- WHAT TO PRODUCE
Quote word for word the part of the records that opens with the line containing "explore-panel: EXPLORE LADYSMITH" and closes with the line containing "status-time: 5:46 PM xyxy=(221,5,286,21)", including both of those lines.

◇ ◇ ◇ ◇

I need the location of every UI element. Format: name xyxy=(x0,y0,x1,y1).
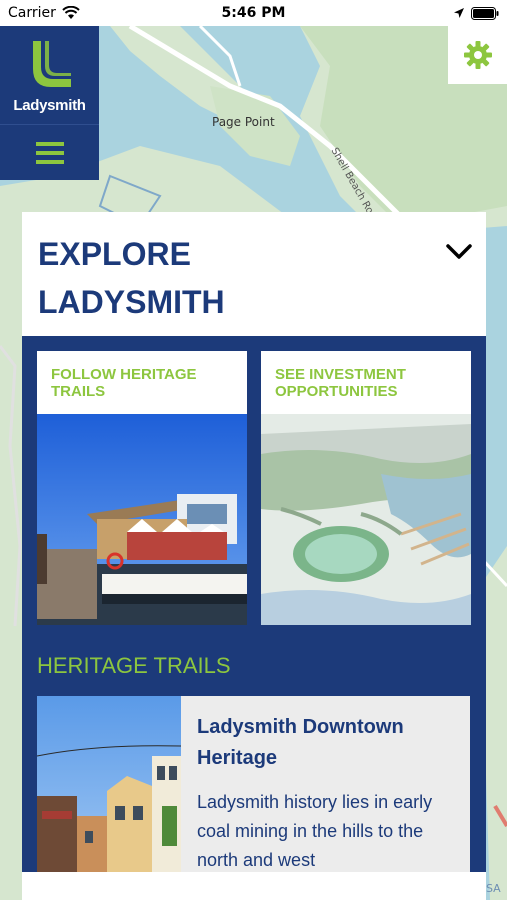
explore-panel: EXPLORE LADYSMITH FOLLOW HERITAGE TRAILS xyxy=(22,212,486,900)
section-title-heritage-trails: HERITAGE TRAILS xyxy=(37,653,231,678)
brand-logo[interactable]: Ladysmith xyxy=(0,26,99,124)
trail-title: Ladysmith Downtown Heritage xyxy=(197,716,404,769)
logo-panel: Ladysmith xyxy=(0,26,99,180)
bottom-sheet xyxy=(22,872,486,900)
status-time: 5:46 PM xyxy=(221,5,286,21)
waterfront-rendering xyxy=(261,414,471,625)
settings-button[interactable] xyxy=(448,26,507,84)
location-arrow-icon xyxy=(454,8,464,18)
downtown-street-photo xyxy=(37,696,181,900)
trail-card-downtown-heritage[interactable]: Ladysmith Downtown Heritage Ladysmith hi… xyxy=(37,696,470,900)
map-attribution[interactable]: SA xyxy=(486,882,501,895)
battery-icon xyxy=(471,7,499,20)
hamburger-menu-icon xyxy=(35,141,64,164)
chevron-down-icon[interactable] xyxy=(446,244,472,260)
status-bar: Carrier 5:46 PM xyxy=(0,0,507,26)
card-label: SEE INVESTMENT OPPORTUNITIES xyxy=(275,366,406,400)
ladysmith-logo-icon xyxy=(32,40,71,87)
explore-cards: FOLLOW HERITAGE TRAILS SEE INVESTMENT OP… xyxy=(37,351,471,625)
explore-header[interactable]: EXPLORE LADYSMITH xyxy=(22,212,486,336)
trail-text: Ladysmith Downtown Heritage Ladysmith hi… xyxy=(181,696,470,900)
menu-button[interactable] xyxy=(0,125,99,180)
explore-title: EXPLORE LADYSMITH xyxy=(38,236,225,320)
marina-photo xyxy=(37,414,247,625)
trail-description: Ladysmith history lies in early coal min… xyxy=(197,792,433,870)
map-label-page-point: Page Point xyxy=(212,115,275,129)
card-heritage-trails[interactable]: FOLLOW HERITAGE TRAILS xyxy=(37,351,247,625)
card-label: FOLLOW HERITAGE TRAILS xyxy=(51,366,197,400)
logo-text: Ladysmith xyxy=(13,96,86,114)
card-investment-opportunities[interactable]: SEE INVESTMENT OPPORTUNITIES xyxy=(261,351,471,625)
gear-icon xyxy=(463,41,492,69)
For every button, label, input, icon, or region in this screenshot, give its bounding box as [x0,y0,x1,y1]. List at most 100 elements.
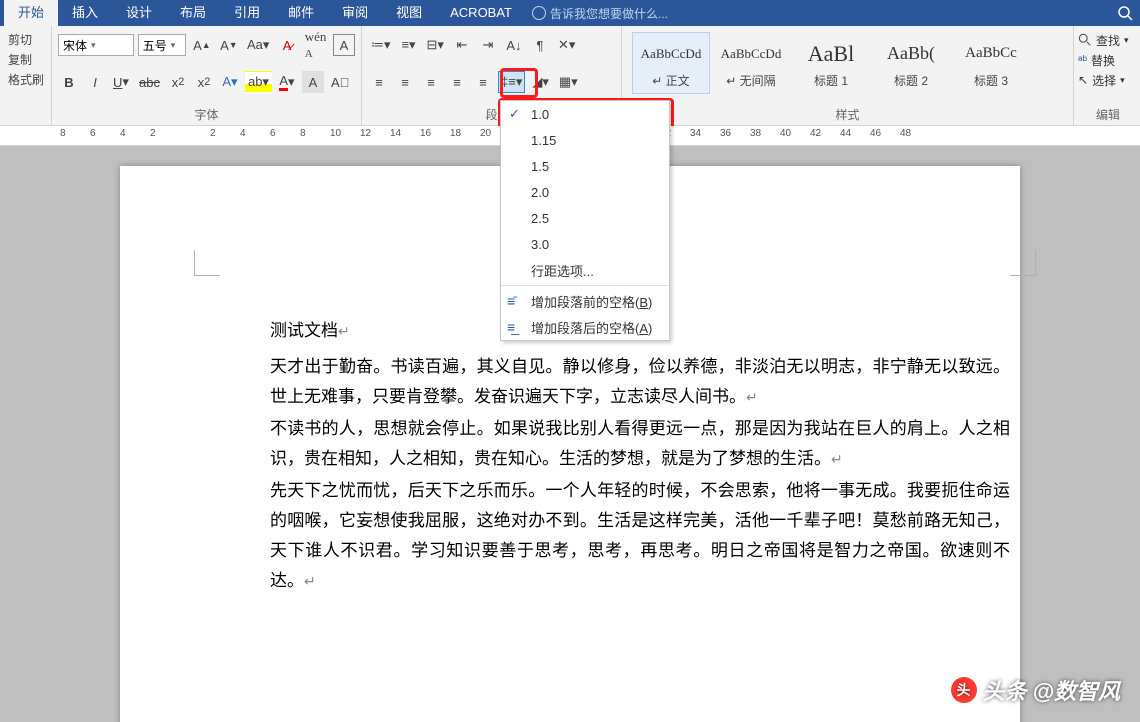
ruler-num: 44 [840,128,870,139]
cursor-icon: ↖ [1078,73,1088,87]
asian-layout-button[interactable]: ✕▾ [555,34,578,56]
bullets-button[interactable]: ≔▾ [368,34,394,56]
styles-group: AaBbCcDd ↵ 正文 AaBbCcDd ↵ 无间隔 AaBl 标题 1 A… [622,26,1074,125]
clear-format-button[interactable]: A̷ [276,34,298,56]
document-content[interactable]: 测试文档↵ 天才出于勤奋。书读百遍，其义自见。静以修身，俭以养德，非淡泊无以明志… [270,316,1010,598]
tell-me-hint[interactable]: 告诉我您想要做什么... [526,5,668,22]
doc-title: 测试文档 [270,321,338,340]
tab-mail[interactable]: 邮件 [274,0,328,26]
enclose-char-button[interactable]: A [333,34,355,56]
style-name: 标题 1 [814,72,848,89]
separator [501,285,669,286]
ls-option-1.0[interactable]: 1.0 [501,101,669,127]
tab-review[interactable]: 审阅 [328,0,382,26]
replace-button[interactable]: ᵃᵇ 替换 [1078,50,1138,70]
doc-paragraph: 不读书的人，思想就会停止。如果说我比别人看得更远一点，那是因为我站在巨人的肩上。… [270,419,1010,468]
doc-paragraph: 天才出于勤奋。书读百遍，其义自见。静以修身，俭以养德，非淡泊无以明志，非宁静无以… [270,357,1010,406]
doc-paragraph: 先天下之忧而忧，后天下之乐而乐。一个人年轻的时候，不会思索，他将一事无成。我要扼… [270,481,1010,590]
ls-option-2.5[interactable]: 2.5 [501,205,669,231]
ls-more-options[interactable]: 行距选项... [501,257,669,283]
ruler-num: 6 [90,128,120,139]
distribute-button[interactable]: ≡ [472,71,494,93]
decrease-indent-button[interactable]: ⇤ [451,34,473,56]
ruler-num: 4 [240,128,270,139]
find-button[interactable]: 查找▾ [1078,30,1138,50]
style-gallery[interactable]: AaBbCcDd ↵ 正文 AaBbCcDd ↵ 无间隔 AaBl 标题 1 A… [628,30,1067,96]
justify-button[interactable]: ≡ [446,71,468,93]
font-color-button[interactable]: A▾ [276,71,298,93]
multilevel-button[interactable]: ⊟▾ [424,34,447,56]
line-spacing-button[interactable]: ‡≡▾ [498,71,525,93]
paragraph-mark-icon: ↵ [304,575,316,590]
clipboard-label [6,121,45,123]
style-name: 标题 2 [894,72,928,89]
select-button[interactable]: ↖ 选择▾ [1078,70,1138,90]
paragraph-mark-icon: ↵ [338,325,350,340]
ls-add-before-label: 增加段落前的空格(B) [531,292,652,311]
tab-insert[interactable]: 插入 [58,0,112,26]
style-heading3[interactable]: AaBbCc 标题 3 [952,32,1030,94]
numbering-button[interactable]: ≡▾ [398,34,420,56]
underline-button[interactable]: U▾ [110,71,132,93]
borders-button[interactable]: ▦▾ [556,71,581,93]
style-name: ↵ 正文 [652,72,689,89]
tab-view[interactable]: 视图 [382,0,436,26]
ruler-num: 2 [150,128,180,139]
char-shading-button[interactable]: A [302,71,324,93]
show-marks-button[interactable]: ¶ [529,34,551,56]
style-preview: AaBbCcDd [641,38,702,70]
watermark-prefix: 头条 [983,674,1027,706]
strike-button[interactable]: abc [136,71,163,93]
style-preview: AaBbCc [965,38,1017,70]
ruler-num: 10 [330,128,360,139]
align-left-button[interactable]: ≡ [368,71,390,93]
highlight-button[interactable]: ab▾ [245,71,272,93]
superscript-button[interactable]: x2 [193,71,215,93]
grow-font-button[interactable]: A▲ [190,34,213,56]
tab-acrobat[interactable]: ACROBAT [436,0,526,26]
subscript-button[interactable]: x2 [167,71,189,93]
ls-option-3.0[interactable]: 3.0 [501,231,669,257]
ls-option-2.0[interactable]: 2.0 [501,179,669,205]
ls-option-1.5[interactable]: 1.5 [501,153,669,179]
watermark-handle: @数智风 [1033,674,1120,706]
italic-button[interactable]: I [84,71,106,93]
style-normal[interactable]: AaBbCcDd ↵ 正文 [632,32,710,94]
tab-references[interactable]: 引用 [220,0,274,26]
ls-add-before[interactable]: ≡̄ 增加段落前的空格(B) [501,288,669,314]
ruler-num: 12 [360,128,390,139]
align-center-button[interactable]: ≡ [394,71,416,93]
copy-button[interactable]: 复制 [6,50,45,70]
shrink-font-button[interactable]: A▼ [217,34,240,56]
style-heading2[interactable]: AaBb( 标题 2 [872,32,950,94]
font-group: 宋体▾ 五号▾ A▲ A▼ Aa▾ A̷ wénA A B I U▾ abc x… [52,26,362,125]
sort-button[interactable]: A↓ [503,34,525,56]
font-group-label: 字体 [58,104,355,123]
bold-button[interactable]: B [58,71,80,93]
tab-layout[interactable]: 布局 [166,0,220,26]
cut-button[interactable]: 剪切 [6,30,45,50]
style-no-spacing[interactable]: AaBbCcDd ↵ 无间隔 [712,32,790,94]
char-border-button[interactable]: A⃝ [328,71,352,93]
align-right-button[interactable]: ≡ [420,71,442,93]
text-effects-button[interactable]: A▾ [219,71,241,93]
tab-design[interactable]: 设计 [112,0,166,26]
format-painter-button[interactable]: 格式刷 [6,70,45,90]
font-name-combo[interactable]: 宋体▾ [58,34,134,56]
clipboard-group: 剪切 复制 格式刷 [0,26,52,125]
style-heading1[interactable]: AaBl 标题 1 [792,32,870,94]
font-size-combo[interactable]: 五号▾ [138,34,187,56]
ruler-num: 8 [300,128,330,139]
increase-indent-button[interactable]: ⇥ [477,34,499,56]
ls-option-1.15[interactable]: 1.15 [501,127,669,153]
styles-group-label: 样式 [628,104,1067,123]
watermark-logo-icon: 头 [951,677,977,703]
ruler-num: 16 [420,128,450,139]
ls-add-after[interactable]: ≡̲ 增加段落后的空格(A) [501,314,669,340]
phonetic-guide-button[interactable]: wénA [302,34,329,56]
search-icon-right[interactable] [1110,0,1140,26]
shading-button[interactable]: ◢▾ [529,71,552,93]
tab-home[interactable]: 开始 [4,0,58,26]
change-case-button[interactable]: Aa▾ [244,34,272,56]
replace-icon: ᵃᵇ [1078,53,1087,67]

◇ ◇ ◇ ◇

- RESULT
explore-panel: EXPLORE LADYSMITH FOLLOW HERITAGE TRAILS xyxy=(22,212,486,900)
section-title-heritage-trails: HERITAGE TRAILS xyxy=(37,653,231,678)
brand-logo[interactable]: Ladysmith xyxy=(0,26,99,124)
trail-title: Ladysmith Downtown Heritage xyxy=(197,716,404,769)
logo-panel: Ladysmith xyxy=(0,26,99,180)
bottom-sheet xyxy=(22,872,486,900)
status-time: 5:46 PM xyxy=(221,5,286,21)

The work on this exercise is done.